WRITTEN PROBLEM :: How many lines of these entries include the string "Dieselmotorenbau"? State the number alone.

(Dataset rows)
----------
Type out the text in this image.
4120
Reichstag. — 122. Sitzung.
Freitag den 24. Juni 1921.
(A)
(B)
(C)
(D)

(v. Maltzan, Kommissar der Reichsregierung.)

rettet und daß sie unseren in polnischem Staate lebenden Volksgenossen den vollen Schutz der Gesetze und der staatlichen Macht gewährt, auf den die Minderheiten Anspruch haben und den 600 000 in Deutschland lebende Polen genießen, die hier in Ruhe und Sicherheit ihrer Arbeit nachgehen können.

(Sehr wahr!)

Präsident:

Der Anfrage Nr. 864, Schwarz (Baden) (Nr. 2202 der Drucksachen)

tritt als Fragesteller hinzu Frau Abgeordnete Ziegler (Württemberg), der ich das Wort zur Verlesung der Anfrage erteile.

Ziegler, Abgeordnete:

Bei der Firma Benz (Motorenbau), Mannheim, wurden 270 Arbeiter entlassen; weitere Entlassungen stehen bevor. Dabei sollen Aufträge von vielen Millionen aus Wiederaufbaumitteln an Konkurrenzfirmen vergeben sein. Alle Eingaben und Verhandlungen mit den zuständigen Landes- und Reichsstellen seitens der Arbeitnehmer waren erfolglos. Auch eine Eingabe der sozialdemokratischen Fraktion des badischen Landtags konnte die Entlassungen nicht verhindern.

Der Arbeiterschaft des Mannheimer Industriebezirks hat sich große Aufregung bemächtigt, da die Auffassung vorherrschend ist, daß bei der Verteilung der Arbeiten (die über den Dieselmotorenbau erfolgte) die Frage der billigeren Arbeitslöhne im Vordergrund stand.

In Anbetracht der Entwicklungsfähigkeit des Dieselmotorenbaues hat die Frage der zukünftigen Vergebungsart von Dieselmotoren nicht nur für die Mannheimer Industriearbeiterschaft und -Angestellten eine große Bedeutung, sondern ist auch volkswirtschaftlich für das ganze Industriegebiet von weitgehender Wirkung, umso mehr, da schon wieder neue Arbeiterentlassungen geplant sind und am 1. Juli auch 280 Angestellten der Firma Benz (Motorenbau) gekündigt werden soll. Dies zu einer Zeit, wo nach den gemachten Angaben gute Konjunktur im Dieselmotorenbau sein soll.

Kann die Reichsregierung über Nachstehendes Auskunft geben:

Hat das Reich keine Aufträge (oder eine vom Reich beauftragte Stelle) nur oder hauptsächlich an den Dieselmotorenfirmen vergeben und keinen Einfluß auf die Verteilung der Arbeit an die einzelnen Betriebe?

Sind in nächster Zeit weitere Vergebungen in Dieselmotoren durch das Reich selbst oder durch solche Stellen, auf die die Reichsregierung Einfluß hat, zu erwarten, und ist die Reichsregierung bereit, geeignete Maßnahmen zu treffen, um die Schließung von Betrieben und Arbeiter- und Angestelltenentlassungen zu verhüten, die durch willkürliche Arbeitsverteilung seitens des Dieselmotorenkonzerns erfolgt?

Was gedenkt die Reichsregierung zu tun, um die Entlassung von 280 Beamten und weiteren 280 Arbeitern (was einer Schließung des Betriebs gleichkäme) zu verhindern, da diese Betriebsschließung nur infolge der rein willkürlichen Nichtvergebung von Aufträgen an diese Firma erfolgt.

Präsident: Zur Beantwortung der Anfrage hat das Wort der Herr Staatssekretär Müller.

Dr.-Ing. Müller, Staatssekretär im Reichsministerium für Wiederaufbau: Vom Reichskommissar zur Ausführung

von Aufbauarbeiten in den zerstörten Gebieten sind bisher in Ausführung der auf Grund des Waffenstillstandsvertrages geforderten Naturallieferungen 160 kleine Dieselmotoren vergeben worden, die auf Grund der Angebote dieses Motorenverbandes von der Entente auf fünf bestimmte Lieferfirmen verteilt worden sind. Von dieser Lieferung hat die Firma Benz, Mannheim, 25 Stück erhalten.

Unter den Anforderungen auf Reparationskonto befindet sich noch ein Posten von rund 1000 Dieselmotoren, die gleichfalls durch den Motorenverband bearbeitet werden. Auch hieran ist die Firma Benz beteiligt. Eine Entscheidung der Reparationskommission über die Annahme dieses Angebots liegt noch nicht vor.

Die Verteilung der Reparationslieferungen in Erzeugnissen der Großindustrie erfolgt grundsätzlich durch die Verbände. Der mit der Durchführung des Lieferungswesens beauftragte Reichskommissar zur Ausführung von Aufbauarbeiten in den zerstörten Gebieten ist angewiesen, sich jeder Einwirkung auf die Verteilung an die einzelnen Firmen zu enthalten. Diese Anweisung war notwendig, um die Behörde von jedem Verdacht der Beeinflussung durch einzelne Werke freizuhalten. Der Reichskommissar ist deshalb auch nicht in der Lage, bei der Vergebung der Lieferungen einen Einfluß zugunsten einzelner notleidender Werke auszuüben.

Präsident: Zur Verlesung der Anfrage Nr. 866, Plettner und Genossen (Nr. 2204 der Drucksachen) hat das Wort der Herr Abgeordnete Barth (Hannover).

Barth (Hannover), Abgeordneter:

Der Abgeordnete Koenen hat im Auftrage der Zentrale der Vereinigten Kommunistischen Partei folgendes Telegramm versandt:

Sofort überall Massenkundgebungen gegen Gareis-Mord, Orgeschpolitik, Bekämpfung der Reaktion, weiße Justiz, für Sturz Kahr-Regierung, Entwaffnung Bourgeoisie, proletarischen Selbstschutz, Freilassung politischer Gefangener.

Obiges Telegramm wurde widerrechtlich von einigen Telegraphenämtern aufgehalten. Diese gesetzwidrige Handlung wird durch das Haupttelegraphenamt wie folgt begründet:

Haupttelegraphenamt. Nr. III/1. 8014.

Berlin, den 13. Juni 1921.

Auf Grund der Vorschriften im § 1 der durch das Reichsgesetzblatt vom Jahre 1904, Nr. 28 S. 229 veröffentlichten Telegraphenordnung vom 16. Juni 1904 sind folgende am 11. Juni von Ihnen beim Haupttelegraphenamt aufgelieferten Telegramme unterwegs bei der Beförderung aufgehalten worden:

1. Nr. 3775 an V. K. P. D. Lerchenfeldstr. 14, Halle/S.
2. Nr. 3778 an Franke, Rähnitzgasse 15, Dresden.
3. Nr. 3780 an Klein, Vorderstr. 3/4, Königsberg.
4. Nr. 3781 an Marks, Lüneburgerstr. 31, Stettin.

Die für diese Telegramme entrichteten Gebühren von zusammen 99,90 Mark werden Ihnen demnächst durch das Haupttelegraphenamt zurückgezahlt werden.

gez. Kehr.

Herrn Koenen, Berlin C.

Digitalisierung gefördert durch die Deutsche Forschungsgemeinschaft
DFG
----------
THE RESULT :: 2